Set problem
Restate the entries below verbatim.

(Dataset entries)
****************************************
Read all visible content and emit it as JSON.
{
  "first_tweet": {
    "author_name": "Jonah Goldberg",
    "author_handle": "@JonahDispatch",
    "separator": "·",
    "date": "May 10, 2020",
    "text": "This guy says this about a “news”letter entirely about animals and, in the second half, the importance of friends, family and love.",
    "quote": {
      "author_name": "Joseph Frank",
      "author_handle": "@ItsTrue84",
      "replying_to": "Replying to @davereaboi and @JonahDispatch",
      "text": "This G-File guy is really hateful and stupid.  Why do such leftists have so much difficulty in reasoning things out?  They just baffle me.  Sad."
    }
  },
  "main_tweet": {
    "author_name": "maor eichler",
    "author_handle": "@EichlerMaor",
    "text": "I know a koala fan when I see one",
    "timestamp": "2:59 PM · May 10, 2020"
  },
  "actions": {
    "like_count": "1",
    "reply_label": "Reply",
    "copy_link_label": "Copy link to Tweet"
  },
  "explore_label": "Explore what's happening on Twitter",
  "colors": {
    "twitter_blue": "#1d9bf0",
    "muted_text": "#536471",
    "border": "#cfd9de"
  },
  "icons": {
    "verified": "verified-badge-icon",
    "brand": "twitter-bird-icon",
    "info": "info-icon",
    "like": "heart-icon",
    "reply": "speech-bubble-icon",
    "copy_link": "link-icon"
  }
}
****************************************
Result of the exercise
Read all visible content and emit it as JSON.
{
  "first_tweet": {
    "author_name": "Jonah Goldberg",
    "author_handle": "@JonahDispatch",
    "separator": "·",
    "date": "May 10, 2020",
    "text": "This guy says this about a “news”letter entirely about animals and, in the second half, the importance of friends, family and love.",
    "quote": {
      "author_name": "Joseph Frank",
      "author_handle": "@ItsTrue84",
      "replying_to": "Replying to @davereaboi and @JonahDispatch",
      "text": "This G-File guy is really hateful and stupid.  Why do such leftists have so much difficulty in reasoning things out?  They just baffle me.  Sad."
    }
  },
  "main_tweet": {
    "author_name": "maor eichler",
    "author_handle": "@EichlerMaor",
    "text": "I know a koala fan when I see one",
    "timestamp": "2:59 PM · May 10, 2020"
  },
  "actions": {
    "like_count": "1",
    "reply_label": "Reply",
    "copy_link_label": "Copy link to Tweet"
  },
  "explore_label": "Explore what's happening on Twitter",
  "colors": {
    "twitter_blue": "#1d9bf0",
    "muted_text": "#536471",
    "border": "#cfd9de"
  },
  "icons": {
    "verified": "verified-badge-icon",
    "brand": "twitter-bird-icon",
    "info": "info-icon",
    "like": "heart-icon",
    "reply": "speech-bubble-icon",
    "copy_link": "link-icon"
  }
}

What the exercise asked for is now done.